## SUPPLIED ENTRIES
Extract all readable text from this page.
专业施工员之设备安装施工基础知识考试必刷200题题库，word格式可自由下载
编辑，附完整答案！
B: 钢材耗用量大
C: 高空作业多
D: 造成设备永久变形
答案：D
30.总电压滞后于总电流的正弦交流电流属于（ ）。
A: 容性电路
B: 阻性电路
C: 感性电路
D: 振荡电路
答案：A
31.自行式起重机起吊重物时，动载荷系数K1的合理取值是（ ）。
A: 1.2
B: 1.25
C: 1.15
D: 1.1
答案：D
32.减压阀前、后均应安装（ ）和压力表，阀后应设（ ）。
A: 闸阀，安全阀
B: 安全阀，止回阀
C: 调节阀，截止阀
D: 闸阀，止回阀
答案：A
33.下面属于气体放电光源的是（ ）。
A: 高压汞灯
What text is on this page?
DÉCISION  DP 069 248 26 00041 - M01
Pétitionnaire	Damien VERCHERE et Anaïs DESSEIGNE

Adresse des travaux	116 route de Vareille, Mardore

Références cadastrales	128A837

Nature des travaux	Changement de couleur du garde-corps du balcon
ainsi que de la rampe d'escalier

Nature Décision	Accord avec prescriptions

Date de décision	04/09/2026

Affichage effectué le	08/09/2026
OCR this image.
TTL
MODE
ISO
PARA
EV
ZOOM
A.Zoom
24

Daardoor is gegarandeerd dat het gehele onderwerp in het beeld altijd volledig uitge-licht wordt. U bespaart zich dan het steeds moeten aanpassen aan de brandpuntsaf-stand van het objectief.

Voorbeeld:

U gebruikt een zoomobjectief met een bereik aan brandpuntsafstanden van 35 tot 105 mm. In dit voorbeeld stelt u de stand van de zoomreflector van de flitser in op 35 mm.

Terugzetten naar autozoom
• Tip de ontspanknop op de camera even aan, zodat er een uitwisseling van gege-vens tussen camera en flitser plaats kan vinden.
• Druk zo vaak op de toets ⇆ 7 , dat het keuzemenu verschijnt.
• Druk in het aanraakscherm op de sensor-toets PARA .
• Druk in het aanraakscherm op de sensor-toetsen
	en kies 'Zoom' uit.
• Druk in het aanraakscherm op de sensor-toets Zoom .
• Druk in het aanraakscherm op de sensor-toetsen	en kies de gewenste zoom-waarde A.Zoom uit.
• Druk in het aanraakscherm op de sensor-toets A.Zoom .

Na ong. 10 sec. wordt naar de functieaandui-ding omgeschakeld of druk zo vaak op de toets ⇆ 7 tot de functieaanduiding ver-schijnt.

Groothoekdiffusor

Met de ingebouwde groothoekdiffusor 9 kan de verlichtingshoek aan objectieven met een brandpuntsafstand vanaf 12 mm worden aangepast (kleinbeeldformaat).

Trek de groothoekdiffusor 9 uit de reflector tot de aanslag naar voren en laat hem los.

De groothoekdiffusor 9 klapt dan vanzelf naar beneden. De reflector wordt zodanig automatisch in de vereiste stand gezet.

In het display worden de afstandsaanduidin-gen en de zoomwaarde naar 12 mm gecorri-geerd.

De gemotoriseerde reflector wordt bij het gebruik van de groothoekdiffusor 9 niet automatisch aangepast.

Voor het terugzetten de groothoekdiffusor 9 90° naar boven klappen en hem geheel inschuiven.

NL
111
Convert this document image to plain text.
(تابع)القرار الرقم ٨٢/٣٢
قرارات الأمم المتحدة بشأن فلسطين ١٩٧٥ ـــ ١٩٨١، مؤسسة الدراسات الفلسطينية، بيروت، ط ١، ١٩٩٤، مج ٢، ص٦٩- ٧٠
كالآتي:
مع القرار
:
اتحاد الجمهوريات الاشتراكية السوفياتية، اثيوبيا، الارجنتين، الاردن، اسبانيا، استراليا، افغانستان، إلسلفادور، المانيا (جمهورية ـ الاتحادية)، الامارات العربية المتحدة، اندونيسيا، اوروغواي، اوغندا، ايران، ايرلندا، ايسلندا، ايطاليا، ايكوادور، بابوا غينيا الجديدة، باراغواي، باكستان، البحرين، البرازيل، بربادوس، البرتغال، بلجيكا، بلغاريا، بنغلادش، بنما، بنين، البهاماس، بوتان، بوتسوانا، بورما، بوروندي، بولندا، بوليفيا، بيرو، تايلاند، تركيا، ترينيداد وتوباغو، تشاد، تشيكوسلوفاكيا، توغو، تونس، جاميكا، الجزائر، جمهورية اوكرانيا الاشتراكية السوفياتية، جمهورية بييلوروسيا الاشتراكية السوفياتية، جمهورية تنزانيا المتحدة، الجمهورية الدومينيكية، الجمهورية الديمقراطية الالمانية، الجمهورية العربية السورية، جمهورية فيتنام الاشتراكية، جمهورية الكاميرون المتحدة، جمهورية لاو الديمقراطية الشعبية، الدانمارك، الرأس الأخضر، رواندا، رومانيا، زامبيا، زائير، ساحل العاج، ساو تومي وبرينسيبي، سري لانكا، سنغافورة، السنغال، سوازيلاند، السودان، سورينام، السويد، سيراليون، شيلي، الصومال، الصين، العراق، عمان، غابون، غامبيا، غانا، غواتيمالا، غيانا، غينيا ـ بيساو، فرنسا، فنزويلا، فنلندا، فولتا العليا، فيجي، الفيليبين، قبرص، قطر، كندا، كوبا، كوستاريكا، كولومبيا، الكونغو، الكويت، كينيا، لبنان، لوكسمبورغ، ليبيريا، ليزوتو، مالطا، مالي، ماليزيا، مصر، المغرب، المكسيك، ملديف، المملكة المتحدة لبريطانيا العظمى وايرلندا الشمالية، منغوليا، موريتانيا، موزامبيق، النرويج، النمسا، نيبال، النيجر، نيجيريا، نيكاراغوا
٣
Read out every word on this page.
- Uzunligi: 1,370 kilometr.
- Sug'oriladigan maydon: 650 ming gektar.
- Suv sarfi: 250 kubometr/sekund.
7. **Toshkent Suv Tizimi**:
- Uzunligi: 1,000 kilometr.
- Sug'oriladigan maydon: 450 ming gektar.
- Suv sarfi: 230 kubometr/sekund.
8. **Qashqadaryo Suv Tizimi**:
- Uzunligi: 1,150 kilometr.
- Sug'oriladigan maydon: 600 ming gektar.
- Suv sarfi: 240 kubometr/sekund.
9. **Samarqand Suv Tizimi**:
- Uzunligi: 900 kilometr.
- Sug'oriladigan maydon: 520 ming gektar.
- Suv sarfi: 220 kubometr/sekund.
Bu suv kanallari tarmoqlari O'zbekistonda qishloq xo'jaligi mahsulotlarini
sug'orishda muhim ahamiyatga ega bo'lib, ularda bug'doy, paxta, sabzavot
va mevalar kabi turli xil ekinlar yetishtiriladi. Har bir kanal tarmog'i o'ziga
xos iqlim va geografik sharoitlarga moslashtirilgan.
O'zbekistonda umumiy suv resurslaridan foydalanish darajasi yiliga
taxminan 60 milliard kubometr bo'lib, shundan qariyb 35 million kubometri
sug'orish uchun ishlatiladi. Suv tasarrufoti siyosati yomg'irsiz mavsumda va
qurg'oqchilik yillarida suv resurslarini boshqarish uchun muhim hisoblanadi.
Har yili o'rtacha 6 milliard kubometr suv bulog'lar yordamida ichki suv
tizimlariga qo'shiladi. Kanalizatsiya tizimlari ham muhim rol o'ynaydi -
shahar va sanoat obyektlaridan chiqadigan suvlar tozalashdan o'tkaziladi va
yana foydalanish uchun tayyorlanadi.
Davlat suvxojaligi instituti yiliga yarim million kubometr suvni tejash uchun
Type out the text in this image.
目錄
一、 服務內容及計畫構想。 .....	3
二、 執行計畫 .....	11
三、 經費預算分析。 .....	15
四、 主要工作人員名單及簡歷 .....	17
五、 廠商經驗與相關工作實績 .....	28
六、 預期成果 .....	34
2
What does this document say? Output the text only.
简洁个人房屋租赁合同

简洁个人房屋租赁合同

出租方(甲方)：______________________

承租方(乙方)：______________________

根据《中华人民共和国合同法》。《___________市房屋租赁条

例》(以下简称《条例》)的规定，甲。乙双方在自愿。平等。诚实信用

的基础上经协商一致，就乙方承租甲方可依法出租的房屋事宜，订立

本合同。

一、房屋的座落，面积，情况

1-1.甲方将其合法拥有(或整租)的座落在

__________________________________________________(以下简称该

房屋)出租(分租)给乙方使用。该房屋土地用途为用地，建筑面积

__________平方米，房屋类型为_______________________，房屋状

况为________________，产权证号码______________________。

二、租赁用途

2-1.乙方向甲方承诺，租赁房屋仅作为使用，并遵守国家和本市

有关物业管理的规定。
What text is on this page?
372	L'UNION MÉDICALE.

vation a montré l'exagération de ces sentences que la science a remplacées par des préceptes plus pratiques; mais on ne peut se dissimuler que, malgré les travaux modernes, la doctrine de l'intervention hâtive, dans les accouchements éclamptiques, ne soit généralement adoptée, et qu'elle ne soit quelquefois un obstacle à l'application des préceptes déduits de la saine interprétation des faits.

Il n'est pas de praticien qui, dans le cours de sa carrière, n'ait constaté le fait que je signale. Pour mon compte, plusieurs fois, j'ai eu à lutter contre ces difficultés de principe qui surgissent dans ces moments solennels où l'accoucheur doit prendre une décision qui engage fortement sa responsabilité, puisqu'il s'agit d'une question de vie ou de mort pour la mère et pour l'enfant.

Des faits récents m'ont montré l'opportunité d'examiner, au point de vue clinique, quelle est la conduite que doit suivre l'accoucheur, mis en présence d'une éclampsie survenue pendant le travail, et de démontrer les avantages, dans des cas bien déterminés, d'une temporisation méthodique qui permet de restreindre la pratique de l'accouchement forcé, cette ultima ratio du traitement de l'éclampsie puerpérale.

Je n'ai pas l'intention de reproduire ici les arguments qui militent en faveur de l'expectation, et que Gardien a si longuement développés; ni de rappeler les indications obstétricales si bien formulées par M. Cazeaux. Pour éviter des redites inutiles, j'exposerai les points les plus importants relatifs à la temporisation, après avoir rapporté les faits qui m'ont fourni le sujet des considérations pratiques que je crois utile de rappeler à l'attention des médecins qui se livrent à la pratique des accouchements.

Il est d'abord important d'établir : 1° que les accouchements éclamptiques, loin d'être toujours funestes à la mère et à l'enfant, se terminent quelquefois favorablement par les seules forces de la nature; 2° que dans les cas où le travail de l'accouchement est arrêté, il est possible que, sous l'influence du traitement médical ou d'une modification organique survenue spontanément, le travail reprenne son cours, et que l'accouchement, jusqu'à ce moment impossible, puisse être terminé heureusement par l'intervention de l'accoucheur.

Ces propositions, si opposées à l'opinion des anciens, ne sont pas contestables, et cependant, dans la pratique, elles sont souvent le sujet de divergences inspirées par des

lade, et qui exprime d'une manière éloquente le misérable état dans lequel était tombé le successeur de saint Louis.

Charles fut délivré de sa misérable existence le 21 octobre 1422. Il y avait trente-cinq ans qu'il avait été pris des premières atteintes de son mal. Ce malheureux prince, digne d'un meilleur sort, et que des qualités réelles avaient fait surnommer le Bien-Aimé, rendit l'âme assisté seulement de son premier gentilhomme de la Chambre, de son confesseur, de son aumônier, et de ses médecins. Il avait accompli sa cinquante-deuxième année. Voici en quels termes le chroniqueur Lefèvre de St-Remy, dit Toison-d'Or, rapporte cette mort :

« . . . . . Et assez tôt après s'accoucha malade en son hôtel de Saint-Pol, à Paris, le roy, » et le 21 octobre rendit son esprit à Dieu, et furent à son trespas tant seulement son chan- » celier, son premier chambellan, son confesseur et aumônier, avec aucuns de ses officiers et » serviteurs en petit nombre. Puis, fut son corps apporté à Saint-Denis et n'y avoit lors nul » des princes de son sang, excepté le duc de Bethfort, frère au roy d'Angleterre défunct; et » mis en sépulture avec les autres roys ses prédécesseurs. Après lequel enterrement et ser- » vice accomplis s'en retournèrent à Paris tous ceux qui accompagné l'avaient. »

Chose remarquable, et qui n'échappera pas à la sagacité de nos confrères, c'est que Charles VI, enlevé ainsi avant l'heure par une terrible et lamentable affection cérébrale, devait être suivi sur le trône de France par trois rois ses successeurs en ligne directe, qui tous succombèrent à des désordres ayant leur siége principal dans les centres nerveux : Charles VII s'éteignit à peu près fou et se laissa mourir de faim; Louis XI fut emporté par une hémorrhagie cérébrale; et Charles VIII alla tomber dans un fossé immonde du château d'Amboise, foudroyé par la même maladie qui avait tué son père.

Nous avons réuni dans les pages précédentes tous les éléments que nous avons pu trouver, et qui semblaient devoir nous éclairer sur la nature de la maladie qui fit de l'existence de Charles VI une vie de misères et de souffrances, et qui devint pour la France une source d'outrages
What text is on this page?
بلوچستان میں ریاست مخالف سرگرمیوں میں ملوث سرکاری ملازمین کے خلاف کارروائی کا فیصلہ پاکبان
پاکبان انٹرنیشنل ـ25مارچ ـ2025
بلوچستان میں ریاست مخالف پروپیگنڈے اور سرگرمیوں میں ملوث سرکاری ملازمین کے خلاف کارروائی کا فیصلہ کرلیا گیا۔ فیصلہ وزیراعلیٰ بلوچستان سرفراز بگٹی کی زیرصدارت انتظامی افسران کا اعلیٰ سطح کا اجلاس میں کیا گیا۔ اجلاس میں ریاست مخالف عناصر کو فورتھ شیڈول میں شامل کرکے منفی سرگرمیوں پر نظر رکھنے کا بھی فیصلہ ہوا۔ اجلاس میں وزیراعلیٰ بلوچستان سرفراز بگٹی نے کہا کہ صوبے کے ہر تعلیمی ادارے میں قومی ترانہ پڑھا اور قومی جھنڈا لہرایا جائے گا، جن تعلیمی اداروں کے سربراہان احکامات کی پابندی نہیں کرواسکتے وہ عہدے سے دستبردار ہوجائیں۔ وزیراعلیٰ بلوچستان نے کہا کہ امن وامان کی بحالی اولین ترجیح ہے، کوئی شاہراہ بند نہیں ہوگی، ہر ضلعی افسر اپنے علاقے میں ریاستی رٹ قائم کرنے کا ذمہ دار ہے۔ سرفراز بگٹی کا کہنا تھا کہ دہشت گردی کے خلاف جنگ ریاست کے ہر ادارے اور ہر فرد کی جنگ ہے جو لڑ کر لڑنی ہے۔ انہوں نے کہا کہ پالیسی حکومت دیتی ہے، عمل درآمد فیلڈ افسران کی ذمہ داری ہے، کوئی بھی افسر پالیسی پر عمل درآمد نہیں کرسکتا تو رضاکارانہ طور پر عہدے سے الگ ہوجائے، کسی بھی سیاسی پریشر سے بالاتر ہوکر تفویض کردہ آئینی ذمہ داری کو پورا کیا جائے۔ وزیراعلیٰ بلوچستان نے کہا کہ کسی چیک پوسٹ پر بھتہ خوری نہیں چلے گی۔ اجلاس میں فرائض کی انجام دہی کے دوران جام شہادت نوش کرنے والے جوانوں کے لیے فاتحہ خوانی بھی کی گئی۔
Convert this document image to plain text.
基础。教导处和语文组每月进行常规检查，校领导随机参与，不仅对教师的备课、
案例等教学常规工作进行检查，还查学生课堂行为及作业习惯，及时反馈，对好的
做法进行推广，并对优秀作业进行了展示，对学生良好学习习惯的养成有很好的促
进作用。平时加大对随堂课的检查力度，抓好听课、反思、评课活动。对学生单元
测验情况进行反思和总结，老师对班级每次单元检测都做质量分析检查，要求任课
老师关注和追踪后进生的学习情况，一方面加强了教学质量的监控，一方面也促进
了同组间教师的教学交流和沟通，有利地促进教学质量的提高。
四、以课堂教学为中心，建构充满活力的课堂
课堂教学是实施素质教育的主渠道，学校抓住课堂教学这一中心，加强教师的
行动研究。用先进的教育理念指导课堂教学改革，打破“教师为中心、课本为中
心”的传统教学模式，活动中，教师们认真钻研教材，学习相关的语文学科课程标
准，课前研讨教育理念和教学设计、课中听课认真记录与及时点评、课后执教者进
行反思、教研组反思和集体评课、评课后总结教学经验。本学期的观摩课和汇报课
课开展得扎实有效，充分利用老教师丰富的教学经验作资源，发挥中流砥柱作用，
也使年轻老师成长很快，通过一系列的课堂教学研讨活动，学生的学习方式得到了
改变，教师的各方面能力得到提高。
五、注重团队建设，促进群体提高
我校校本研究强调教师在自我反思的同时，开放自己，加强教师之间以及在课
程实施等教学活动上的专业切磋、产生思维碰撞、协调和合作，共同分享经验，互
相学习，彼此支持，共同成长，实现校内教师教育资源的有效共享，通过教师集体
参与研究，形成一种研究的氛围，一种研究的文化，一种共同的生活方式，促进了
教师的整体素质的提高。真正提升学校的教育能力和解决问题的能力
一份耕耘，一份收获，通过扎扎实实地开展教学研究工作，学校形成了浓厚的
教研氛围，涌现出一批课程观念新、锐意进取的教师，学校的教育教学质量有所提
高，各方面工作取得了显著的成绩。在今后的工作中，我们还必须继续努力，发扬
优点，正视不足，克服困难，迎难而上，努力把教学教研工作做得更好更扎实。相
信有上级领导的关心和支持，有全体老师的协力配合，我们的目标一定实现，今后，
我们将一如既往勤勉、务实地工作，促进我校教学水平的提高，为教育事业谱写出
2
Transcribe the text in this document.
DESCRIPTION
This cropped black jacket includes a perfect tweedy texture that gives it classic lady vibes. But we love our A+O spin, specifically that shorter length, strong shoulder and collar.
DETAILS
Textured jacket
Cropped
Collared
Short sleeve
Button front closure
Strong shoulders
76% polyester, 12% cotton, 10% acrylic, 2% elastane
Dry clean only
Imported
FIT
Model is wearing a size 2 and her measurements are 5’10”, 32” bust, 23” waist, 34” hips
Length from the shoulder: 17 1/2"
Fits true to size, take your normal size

## TASK DETAILS
Return exactly the lines from the line bearing "Transcribe the text in this document." to the end of the records, inclusive of both; include no other lines.

## WORKED ANSWER
Transcribe the text in this document.
DESCRIPTION
This cropped black jacket includes a perfect tweedy texture that gives it classic lady vibes. But we love our A+O spin, specifically that shorter length, strong shoulder and collar.
DETAILS
Textured jacket
Cropped
Collared
Short sleeve
Button front closure
Strong shoulders
76% polyester, 12% cotton, 10% acrylic, 2% elastane
Dry clean only
Imported
FIT
Model is wearing a size 2 and her measurements are 5’10”, 32” bust, 23” waist, 34” hips
Length from the shoulder: 17 1/2"
Fits true to size, take your normal size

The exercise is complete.